-- TASK BRIEF --
Please repeat all of the lines that follow, exactly as written.

[Source records]
+++++

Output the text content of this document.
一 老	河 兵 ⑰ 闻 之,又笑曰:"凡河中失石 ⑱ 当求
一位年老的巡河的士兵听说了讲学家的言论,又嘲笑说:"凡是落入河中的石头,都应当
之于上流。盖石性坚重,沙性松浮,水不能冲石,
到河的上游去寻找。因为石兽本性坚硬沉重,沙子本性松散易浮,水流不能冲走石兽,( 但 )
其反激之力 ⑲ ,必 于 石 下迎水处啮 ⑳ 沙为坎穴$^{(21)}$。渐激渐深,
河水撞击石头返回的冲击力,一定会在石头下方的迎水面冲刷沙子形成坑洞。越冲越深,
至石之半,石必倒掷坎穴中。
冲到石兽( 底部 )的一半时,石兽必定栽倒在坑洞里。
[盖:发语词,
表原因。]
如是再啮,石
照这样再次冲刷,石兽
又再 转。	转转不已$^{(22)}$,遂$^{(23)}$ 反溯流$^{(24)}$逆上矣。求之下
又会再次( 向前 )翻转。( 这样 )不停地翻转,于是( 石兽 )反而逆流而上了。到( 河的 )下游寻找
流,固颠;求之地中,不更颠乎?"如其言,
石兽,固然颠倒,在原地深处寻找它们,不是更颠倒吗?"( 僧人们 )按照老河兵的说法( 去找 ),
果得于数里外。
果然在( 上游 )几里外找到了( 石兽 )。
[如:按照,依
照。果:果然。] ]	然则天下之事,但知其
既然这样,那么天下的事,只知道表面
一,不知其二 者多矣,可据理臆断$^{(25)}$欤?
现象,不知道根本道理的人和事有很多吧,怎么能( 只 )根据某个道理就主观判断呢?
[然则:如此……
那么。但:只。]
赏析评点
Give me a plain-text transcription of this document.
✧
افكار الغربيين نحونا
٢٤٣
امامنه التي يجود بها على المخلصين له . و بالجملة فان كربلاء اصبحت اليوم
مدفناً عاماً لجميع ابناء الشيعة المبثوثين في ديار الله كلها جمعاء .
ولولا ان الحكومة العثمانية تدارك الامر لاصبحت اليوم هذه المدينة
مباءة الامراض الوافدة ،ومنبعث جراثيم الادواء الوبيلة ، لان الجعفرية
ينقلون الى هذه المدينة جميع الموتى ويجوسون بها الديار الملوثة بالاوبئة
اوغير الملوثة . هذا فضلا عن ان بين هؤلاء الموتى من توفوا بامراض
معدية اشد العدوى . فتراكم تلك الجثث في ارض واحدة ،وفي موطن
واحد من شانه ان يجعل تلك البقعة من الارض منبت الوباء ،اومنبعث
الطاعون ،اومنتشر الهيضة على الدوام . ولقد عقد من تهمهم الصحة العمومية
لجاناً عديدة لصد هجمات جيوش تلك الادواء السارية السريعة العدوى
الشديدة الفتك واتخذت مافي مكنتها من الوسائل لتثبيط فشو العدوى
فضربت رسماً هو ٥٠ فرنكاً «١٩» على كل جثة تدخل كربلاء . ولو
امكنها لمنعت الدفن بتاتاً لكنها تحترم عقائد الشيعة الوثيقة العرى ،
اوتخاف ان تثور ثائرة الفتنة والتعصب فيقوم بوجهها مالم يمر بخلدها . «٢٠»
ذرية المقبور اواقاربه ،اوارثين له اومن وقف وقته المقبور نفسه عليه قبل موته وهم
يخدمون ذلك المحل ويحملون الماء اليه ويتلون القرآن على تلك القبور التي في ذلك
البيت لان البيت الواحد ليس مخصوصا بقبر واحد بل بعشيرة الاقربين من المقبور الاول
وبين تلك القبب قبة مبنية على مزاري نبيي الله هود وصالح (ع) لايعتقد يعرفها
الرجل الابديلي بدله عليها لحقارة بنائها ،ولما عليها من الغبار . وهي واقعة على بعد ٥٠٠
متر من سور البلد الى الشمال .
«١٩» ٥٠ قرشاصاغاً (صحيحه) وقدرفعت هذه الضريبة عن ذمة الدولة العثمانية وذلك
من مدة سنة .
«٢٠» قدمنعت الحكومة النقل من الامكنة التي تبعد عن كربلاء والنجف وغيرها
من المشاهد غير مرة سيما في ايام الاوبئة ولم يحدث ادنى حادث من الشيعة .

+++++

-- REPLY --
Output the text content of this document.
一 老	河 兵 ⑰ 闻 之,又笑曰:"凡河中失石 ⑱ 当求
一位年老的巡河的士兵听说了讲学家的言论,又嘲笑说:"凡是落入河中的石头,都应当
之于上流。盖石性坚重,沙性松浮,水不能冲石,
到河的上游去寻找。因为石兽本性坚硬沉重,沙子本性松散易浮,水流不能冲走石兽,( 但 )
其反激之力 ⑲ ,必 于 石 下迎水处啮 ⑳ 沙为坎穴$^{(21)}$。渐激渐深,
河水撞击石头返回的冲击力,一定会在石头下方的迎水面冲刷沙子形成坑洞。越冲越深,
至石之半,石必倒掷坎穴中。
冲到石兽( 底部 )的一半时,石兽必定栽倒在坑洞里。
[盖:发语词,
表原因。]
如是再啮,石
照这样再次冲刷,石兽
又再 转。	转转不已$^{(22)}$,遂$^{(23)}$ 反溯流$^{(24)}$逆上矣。求之下
又会再次( 向前 )翻转。( 这样 )不停地翻转,于是( 石兽 )反而逆流而上了。到( 河的 )下游寻找
流,固颠;求之地中,不更颠乎?"如其言,
石兽,固然颠倒,在原地深处寻找它们,不是更颠倒吗?"( 僧人们 )按照老河兵的说法( 去找 ),
果得于数里外。
果然在( 上游 )几里外找到了( 石兽 )。
[如:按照,依
照。果:果然。] ]	然则天下之事,但知其
既然这样,那么天下的事,只知道表面
一,不知其二 者多矣,可据理臆断$^{(25)}$欤?
现象,不知道根本道理的人和事有很多吧,怎么能( 只 )根据某个道理就主观判断呢?
[然则:如此……
那么。但:只。]
赏析评点
Give me a plain-text transcription of this document.
✧
افكار الغربيين نحونا
٢٤٣
امامنه التي يجود بها على المخلصين له . و بالجملة فان كربلاء اصبحت اليوم
مدفناً عاماً لجميع ابناء الشيعة المبثوثين في ديار الله كلها جمعاء .
ولولا ان الحكومة العثمانية تدارك الامر لاصبحت اليوم هذه المدينة
مباءة الامراض الوافدة ،ومنبعث جراثيم الادواء الوبيلة ، لان الجعفرية
ينقلون الى هذه المدينة جميع الموتى ويجوسون بها الديار الملوثة بالاوبئة
اوغير الملوثة . هذا فضلا عن ان بين هؤلاء الموتى من توفوا بامراض
معدية اشد العدوى . فتراكم تلك الجثث في ارض واحدة ،وفي موطن
واحد من شانه ان يجعل تلك البقعة من الارض منبت الوباء ،اومنبعث
الطاعون ،اومنتشر الهيضة على الدوام . ولقد عقد من تهمهم الصحة العمومية
لجاناً عديدة لصد هجمات جيوش تلك الادواء السارية السريعة العدوى
الشديدة الفتك واتخذت مافي مكنتها من الوسائل لتثبيط فشو العدوى
فضربت رسماً هو ٥٠ فرنكاً «١٩» على كل جثة تدخل كربلاء . ولو
امكنها لمنعت الدفن بتاتاً لكنها تحترم عقائد الشيعة الوثيقة العرى ،
اوتخاف ان تثور ثائرة الفتنة والتعصب فيقوم بوجهها مالم يمر بخلدها . «٢٠»
ذرية المقبور اواقاربه ،اوارثين له اومن وقف وقته المقبور نفسه عليه قبل موته وهم
يخدمون ذلك المحل ويحملون الماء اليه ويتلون القرآن على تلك القبور التي في ذلك
البيت لان البيت الواحد ليس مخصوصا بقبر واحد بل بعشيرة الاقربين من المقبور الاول
وبين تلك القبب قبة مبنية على مزاري نبيي الله هود وصالح (ع) لايعتقد يعرفها
الرجل الابديلي بدله عليها لحقارة بنائها ،ولما عليها من الغبار . وهي واقعة على بعد ٥٠٠
متر من سور البلد الى الشمال .
«١٩» ٥٠ قرشاصاغاً (صحيحه) وقدرفعت هذه الضريبة عن ذمة الدولة العثمانية وذلك
من مدة سنة .
«٢٠» قدمنعت الحكومة النقل من الامكنة التي تبعد عن كربلاء والنجف وغيرها
من المشاهد غير مرة سيما في ايام الاوبئة ولم يحدث ادنى حادث من الشيعة .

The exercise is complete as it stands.